**Your task**
Reproduce the listing below in full and without alteration, apart from its pictures.

***** Material for this task *****

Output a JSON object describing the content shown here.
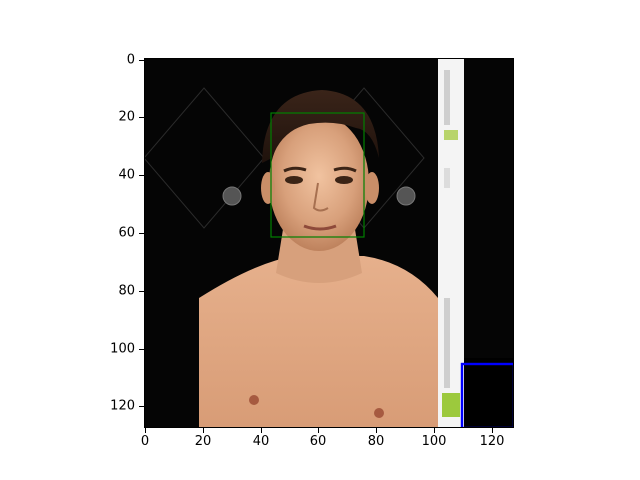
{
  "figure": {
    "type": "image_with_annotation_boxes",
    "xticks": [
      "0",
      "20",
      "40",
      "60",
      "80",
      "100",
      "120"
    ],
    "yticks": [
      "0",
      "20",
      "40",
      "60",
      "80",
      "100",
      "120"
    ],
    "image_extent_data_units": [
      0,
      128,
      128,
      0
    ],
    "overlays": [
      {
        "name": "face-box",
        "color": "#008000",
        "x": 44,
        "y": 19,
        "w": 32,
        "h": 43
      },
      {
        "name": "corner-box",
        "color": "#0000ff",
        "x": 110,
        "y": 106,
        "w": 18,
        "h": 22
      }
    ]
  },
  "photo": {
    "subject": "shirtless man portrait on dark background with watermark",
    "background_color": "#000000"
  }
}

*****

**Correct response**
Output a JSON object describing the content shown here.
{
  "figure": {
    "type": "image_with_annotation_boxes",
    "xticks": [
      "0",
      "20",
      "40",
      "60",
      "80",
      "100",
      "120"
    ],
    "yticks": [
      "0",
      "20",
      "40",
      "60",
      "80",
      "100",
      "120"
    ],
    "image_extent_data_units": [
      0,
      128,
      128,
      0
    ],
    "overlays": [
      {
        "name": "face-box",
        "color": "#008000",
        "x": 44,
        "y": 19,
        "w": 32,
        "h": 43
      },
      {
        "name": "corner-box",
        "color": "#0000ff",
        "x": 110,
        "y": 106,
        "w": 18,
        "h": 22
      }
    ]
  },
  "photo": {
    "subject": "shirtless man portrait on dark background with watermark",
    "background_color": "#000000"
  }
}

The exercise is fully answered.